Data records
================================

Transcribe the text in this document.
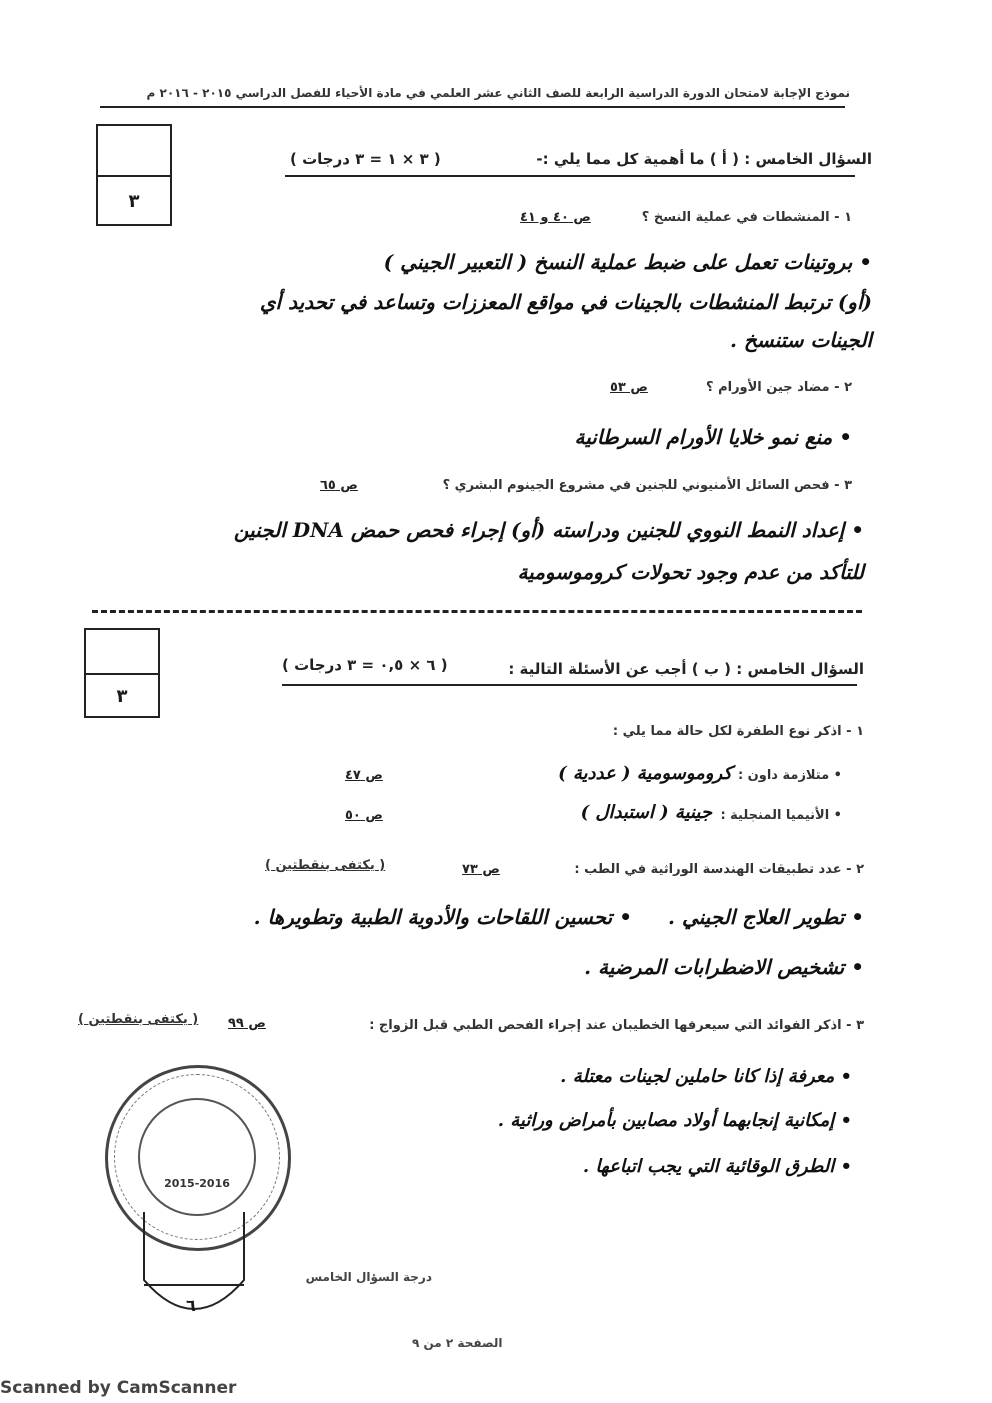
نموذج الإجابة لامتحان الدورة الدراسية الرابعة للصف الثاني عشر العلمي في مادة الأحياء للفصل الدراسي ٢٠١٥ - ٢٠١٦ م
٣
السؤال الخامس : ( أ ) ما أهمية كل مما يلي :-
( ٣ × ١ = ٣ درجات )
١ - المنشطات في عملية النسخ ؟
ص ٤٠ و ٤١
• بروتينات تعمل على ضبط عملية النسخ ( التعبير الجيني )
(أو) ترتبط المنشطات بالجينات في مواقع المعززات وتساعد في تحديد أي
الجينات ستنسخ .
٢ - مضاد جين الأورام ؟
ص ٥٣
• منع نمو خلايا الأورام السرطانية
٣ - فحص السائل الأمنيوني للجنين في مشروع الجينوم البشري ؟
ص ٦٥
• إعداد النمط النووي للجنين ودراسته (أو) إجراء فحص حمض DNA الجنين
للتأكد من عدم وجود تحولات كروموسومية
٣
السؤال الخامس : ( ب ) أجب عن الأسئلة التالية :
( ٦ × ٠,٥ = ٣ درجات )
١ - اذكر نوع الطفرة لكل حالة مما يلي :
• متلازمة داون :
كروموسومية ( عددية )
ص ٤٧
• الأنيميا المنجلية :
جينية ( استبدال )
ص ٥٠
٢ - عدد تطبيقات الهندسة الوراثية في الطب :
ص ٧٣
( يكتفى بنقطتين )
• تطوير العلاج الجيني .
• تحسين اللقاحات والأدوية الطبية وتطويرها .
• تشخيص الاضطرابات المرضية .
٣ - اذكر الفوائد التي سيعرفها الخطيبان عند إجراء الفحص الطبي قبل الزواج :
ص ٩٩
( يكتفى بنقطتين )
• معرفة إذا كانا حاملين لجينات معتلة .
• إمكانية إنجابهما أولاد مصابين بأمراض وراثية .
• الطرق الوقائية التي يجب اتباعها .
2015-2016
٦
درجة السؤال الخامس
الصفحة ٢ من ٩
Scanned by CamScanner
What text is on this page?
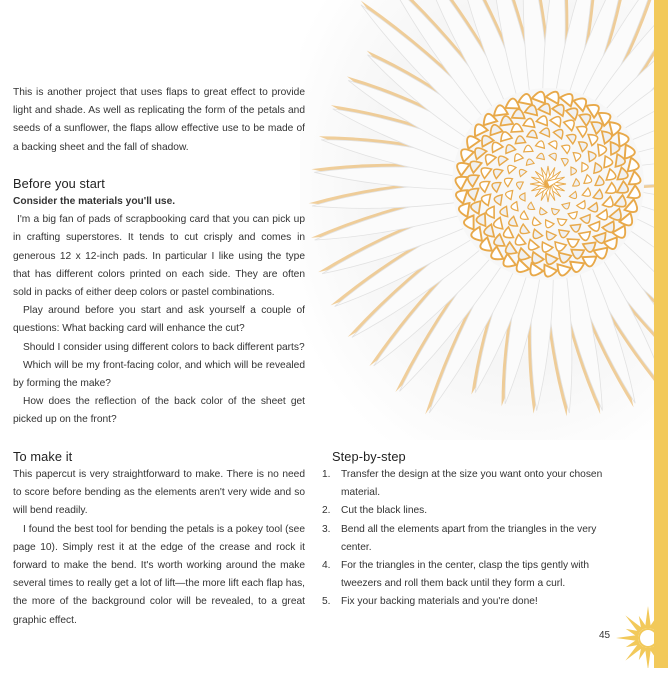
This is another project that uses flaps to great effect to provide light and shade. As well as replicating the form of the petals and seeds of a sunflower, the flaps allow effective use to be made of a backing sheet and the fall of shadow.

Before you start

Consider the materials you'll use.

I'm a big fan of pads of scrapbooking card that you can pick up in crafting superstores. It tends to cut crisply and comes in generous 12 x 12-inch pads. In particular I like using the type that has different colors printed on each side. They are often sold in packs of either deep colors or pastel combinations.

Play around before you start and ask yourself a couple of questions: What backing card will enhance the cut?

Should I consider using different colors to back different parts?

Which will be my front-facing color, and which will be revealed by forming the make?

How does the reflection of the back color of the sheet get picked up on the front?

To make it

This papercut is very straightforward to make. There is no need to score before bending as the elements aren't very wide and so will bend readily.

I found the best tool for bending the petals is a pokey tool (see page 10). Simply rest it at the edge of the crease and rock it forward to make the bend. It's worth working around the make several times to really get a lot of lift—the more lift each flap has, the more of the background color will be revealed, to a great graphic effect.

Step-by-step
1. Transfer the design at the size you want onto your chosen material.
2. Cut the black lines.
3. Bend all the elements apart from the triangles in the very center.
4. For the triangles in the center, clasp the tips gently with tweezers and roll them back until they form a curl.
5. Fix your backing materials and you're done!
45
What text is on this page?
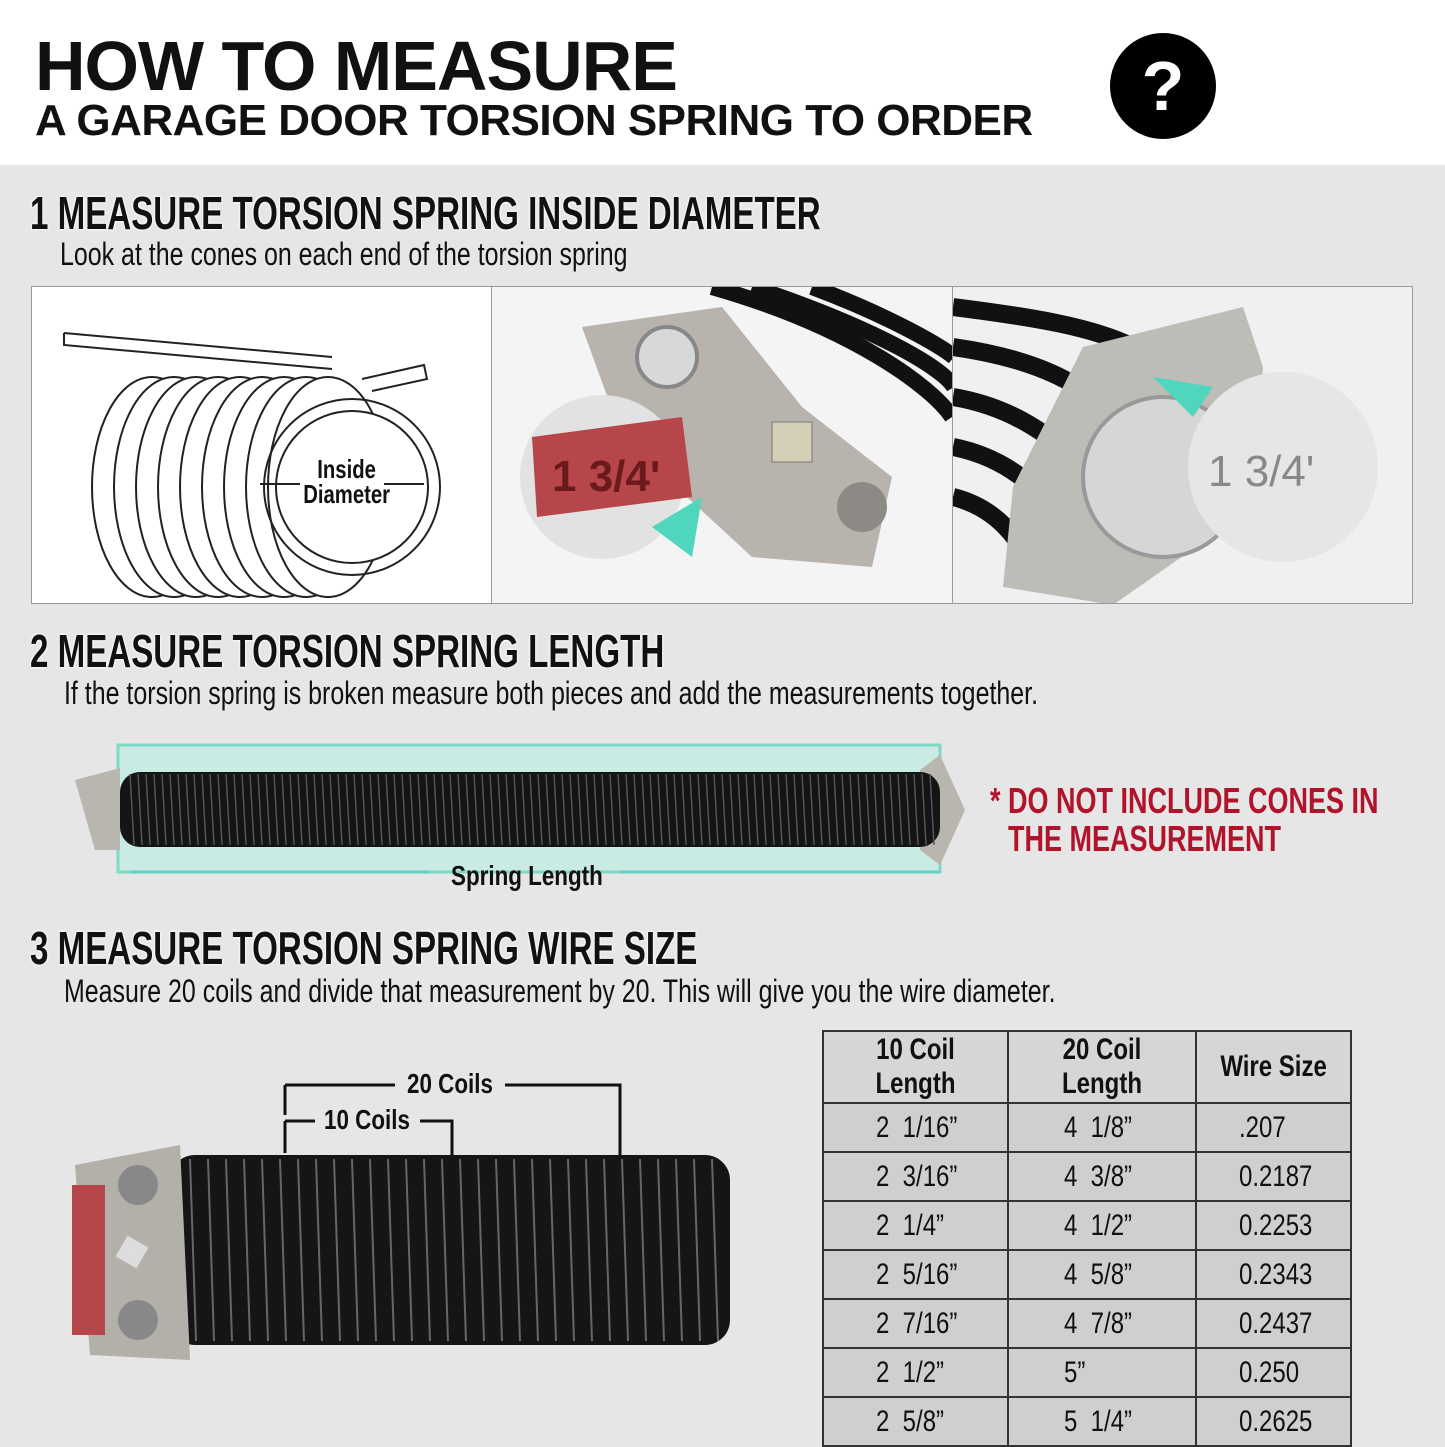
HOW TO MEASURE
A GARAGE DOOR TORSION SPRING TO ORDER	?
1 MEASURE TORSION SPRING INSIDE DIAMETER
Look at the cones on each end of the torsion spring
Inside
Diameter	1 3/4'	1 3/4'
2 MEASURE TORSION SPRING LENGTH
If the torsion spring is broken measure both pieces and add the measurements together.
Spring Length
* DO NOT INCLUDE CONES IN
THE MEASUREMENT
3 MEASURE TORSION SPRING WIRE SIZE
Measure 20 coils and divide that measurement by 20. This will give you the wire diameter.
20 Coils
10 Coils
10 Coil Length	20 Coil Length	Wire Size
2  1/16”	4  1/8”	.207
2  3/16”	4  3/8”	0.2187
2  1/4”	4  1/2”	0.2253
2  5/16”	4  5/8”	0.2343
2  7/16”	4  7/8”	0.2437
2  1/2”	5”	0.250
2  5/8”	5  1/4”	0.2625
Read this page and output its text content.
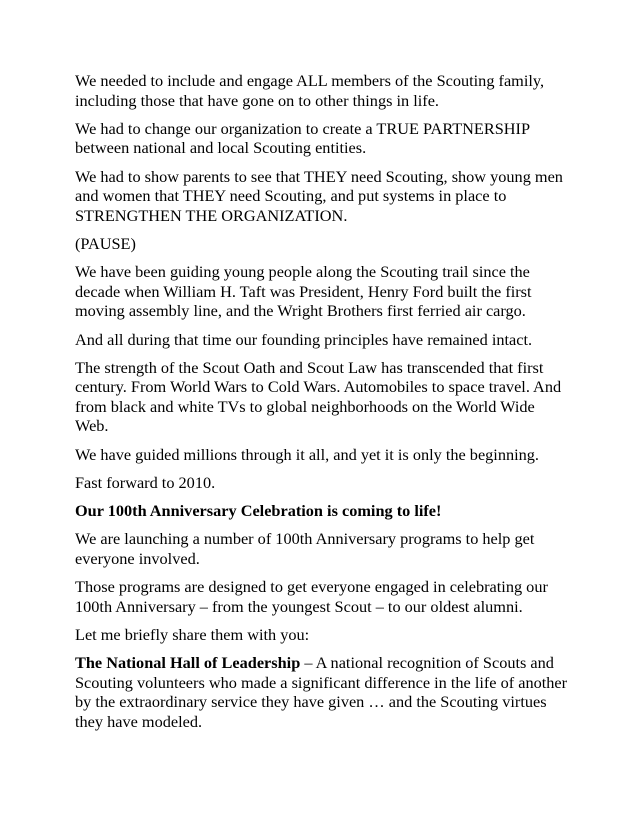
We needed to include and engage ALL members of the Scouting family, including those that have gone on to other things in life.

We had to change our organization to create a TRUE PARTNERSHIP between national and local Scouting entities.

We had to show parents to see that THEY need Scouting, show young men and women that THEY need Scouting, and put systems in place to STRENGTHEN THE ORGANIZATION.

(PAUSE)

We have been guiding young people along the Scouting trail since the decade when William H. Taft was President, Henry Ford built the first moving assembly line, and the Wright Brothers first ferried air cargo.

And all during that time our founding principles have remained intact.

The strength of the Scout Oath and Scout Law has transcended that first century. From World Wars to Cold Wars. Automobiles to space travel. And from black and white TVs to global neighborhoods on the World Wide Web.

We have guided millions through it all, and yet it is only the beginning.

Fast forward to 2010.

Our 100th Anniversary Celebration is coming to life!

We are launching a number of 100th Anniversary programs to help get everyone involved.

Those programs are designed to get everyone engaged in celebrating our 100th Anniversary – from the youngest Scout – to our oldest alumni.

Let me briefly share them with you:

The National Hall of Leadership – A national recognition of Scouts and Scouting volunteers who made a significant difference in the life of another by the extraordinary service they have given … and the Scouting virtues they have modeled.
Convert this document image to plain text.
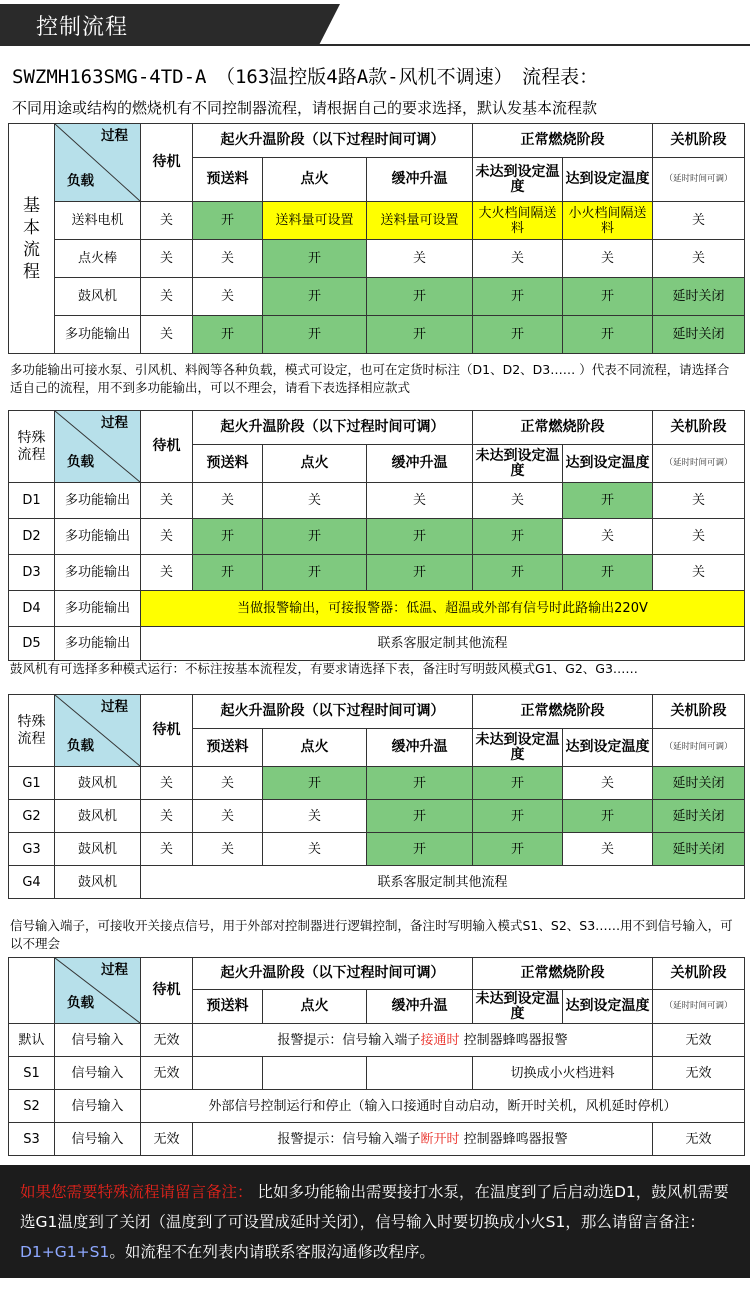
控制流程
SWZMH163SMG-4TD-A　（163温控版4路A款-风机不调速）　流程表：
不同用途或结构的燃烧机有不同控制器流程，请根据自己的要求选择，默认发基本流程款
基本流程	过程
负载	待机	起火升温阶段（以下过程时间可调）			正常燃烧阶段		关机阶段
			预送料	点火	缓冲升温	未达到设定温度	达到设定温度	（延时时间可调）
	送料电机	关	开	送料量可设置	送料量可设置	大火档间隔送料	小火档间隔送料	关
	点火棒	关	关	开	关	关	关	关
	鼓风机	关	关	开	开	开	开	延时关闭
	多功能输出	关	开	开	开	开	开	延时关闭
多功能输出可接水泵、引风机、料阀等各种负载，模式可设定，也可在定货时标注（D1、D2、D3…… ）代表不同流程，请选择合适自己的流程，用不到多功能输出，可以不理会，请看下表选择相应款式
特殊流程	过程
负载	待机	起火升温阶段（以下过程时间可调）			正常燃烧阶段		关机阶段
			预送料	点火	缓冲升温	未达到设定温度	达到设定温度	（延时时间可调）
D1	多功能输出	关	关	关	关	关	开	关
D2	多功能输出	关	开	开	开	开	关	关
D3	多功能输出	关	开	开	开	开	开	关
D4	多功能输出	当做报警输出，可接报警器：低温、超温或外部有信号时此路输出220V						
D5	多功能输出	联系客服定制其他流程						
鼓风机有可选择多种模式运行：不标注按基本流程发，有要求请选择下表，备注时写明鼓风模式G1、G2、G3……
特殊流程	过程
负载	待机	起火升温阶段（以下过程时间可调）			正常燃烧阶段		关机阶段
			预送料	点火	缓冲升温	未达到设定温度	达到设定温度	（延时时间可调）
G1	鼓风机	关	关	开	开	开	关	延时关闭
G2	鼓风机	关	关	关	开	开	开	延时关闭
G3	鼓风机	关	关	关	开	开	关	延时关闭
G4	鼓风机	联系客服定制其他流程						
信号输入端子，可接收开关接点信号，用于外部对控制器进行逻辑控制，备注时写明输入模式S1、S2、S3……用不到信号输入，可以不理会

	过程
负载	待机	起火升温阶段（以下过程时间可调）			正常燃烧阶段		关机阶段
			预送料	点火	缓冲升温	未达到设定温度	达到设定温度	（延时时间可调）
默认	信号输入	无效	报警提示：信号输入端子接通时 控制器蜂鸣器报警					无效
S1	信号输入	无效				切换成小火档进料		无效
S2	信号输入	外部信号控制运行和停止（输入口接通时自动启动，断开时关机，风机延时停机）						
S3	信号输入	无效	报警提示：信号输入端子断开时 控制器蜂鸣器报警					无效
如果您需要特殊流程请留言备注： 比如多功能输出需要接打水泵，在温度到了后启动选D1，鼓风机需要选G1温度到了关闭（温度到了可设置成延时关闭），信号输入时要切换成小火S1，那么请留言备注：D1+G1+S1。如流程不在列表内请联系客服沟通修改程序。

================================

Written problem >> Which lines hold the word "النسخ"? Copy each of them from the records.

Exercise answer >>
١ - المنشطات في عملية النسخ ؟
• بروتينات تعمل على ضبط عملية النسخ ( التعبير الجيني )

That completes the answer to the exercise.